**Task brief:** Pull every "السيد" line out of the data below.

**Input for this task:**

__________________________________________________

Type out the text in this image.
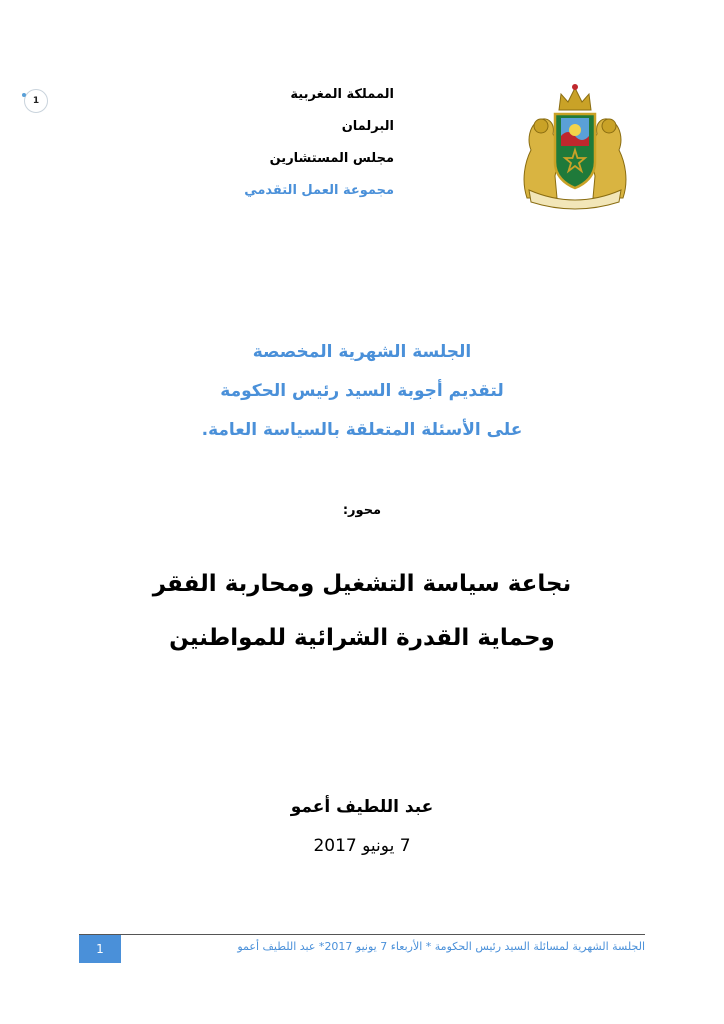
1	المملكة المغربية
البرلمان
مجلس المستشارين
مجموعة العمل التقدمي
الجلسة الشهرية المخصصة
لتقديم أجوبة السيد رئيس الحكومة
على الأسئلة المتعلقة بالسياسة العامة.
محور:
نجاعة سياسة التشغيل ومحاربة الفقر
وحماية القدرة الشرائية للمواطنين
عبد اللطيف أعمو
7 يونيو 2017
1	الجلسة الشهرية لمسائلة السيد رئيس الحكومة * الأربعاء 7 يونيو 2017* عبد اللطيف أعمو
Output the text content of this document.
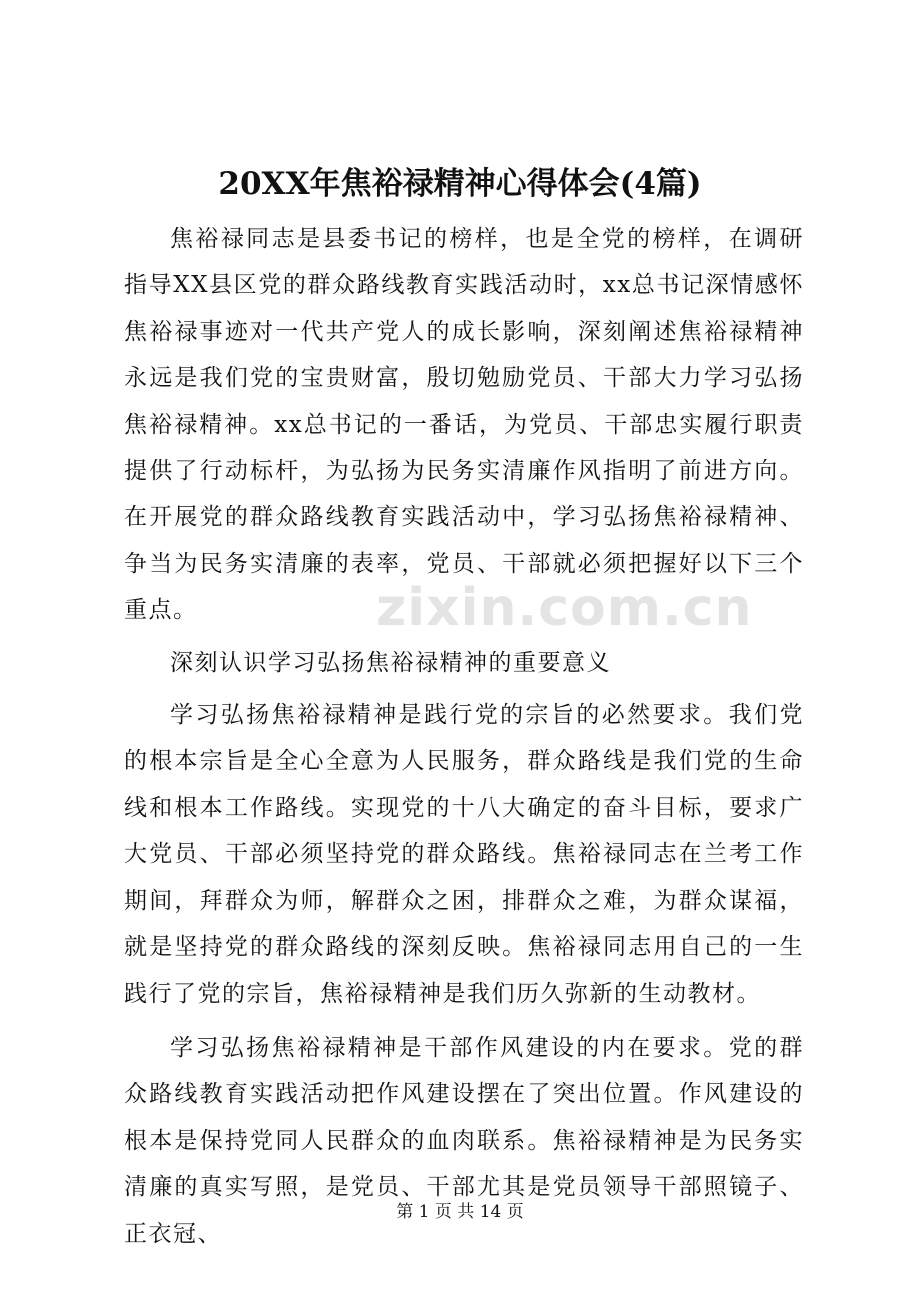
zixin.com.cn
20XX年焦裕禄精神心得体会(4篇)

焦裕禄同志是县委书记的榜样，也是全党的榜样，在调研指导XX县区党的群众路线教育实践活动时，xx总书记深情感怀焦裕禄事迹对一代共产党人的成长影响，深刻阐述焦裕禄精神永远是我们党的宝贵财富，殷切勉励党员、干部大力学习弘扬焦裕禄精神。xx总书记的一番话，为党员、干部忠实履行职责提供了行动标杆，为弘扬为民务实清廉作风指明了前进方向。在开展党的群众路线教育实践活动中，学习弘扬焦裕禄精神、争当为民务实清廉的表率，党员、干部就必须把握好以下三个重点。

深刻认识学习弘扬焦裕禄精神的重要意义

学习弘扬焦裕禄精神是践行党的宗旨的必然要求。我们党的根本宗旨是全心全意为人民服务，群众路线是我们党的生命线和根本工作路线。实现党的十八大确定的奋斗目标，要求广大党员、干部必须坚持党的群众路线。焦裕禄同志在兰考工作期间，拜群众为师，解群众之困，排群众之难，为群众谋福，就是坚持党的群众路线的深刻反映。焦裕禄同志用自己的一生践行了党的宗旨，焦裕禄精神是我们历久弥新的生动教材。

学习弘扬焦裕禄精神是干部作风建设的内在要求。党的群众路线教育实践活动把作风建设摆在了突出位置。作风建设的根本是保持党同人民群众的血肉联系。焦裕禄精神是为民务实清廉的真实写照，是党员、干部尤其是党员领导干部照镜子、正衣冠、

第 1 页 共 14 页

__________________________________________________

**Task answer:**
لتقديم أجوبة السيد رئيس الحكومة
1	الجلسة الشهرية لمسائلة السيد رئيس الحكومة * الأربعاء 7 يونيو 2017* عبد اللطيف أعمو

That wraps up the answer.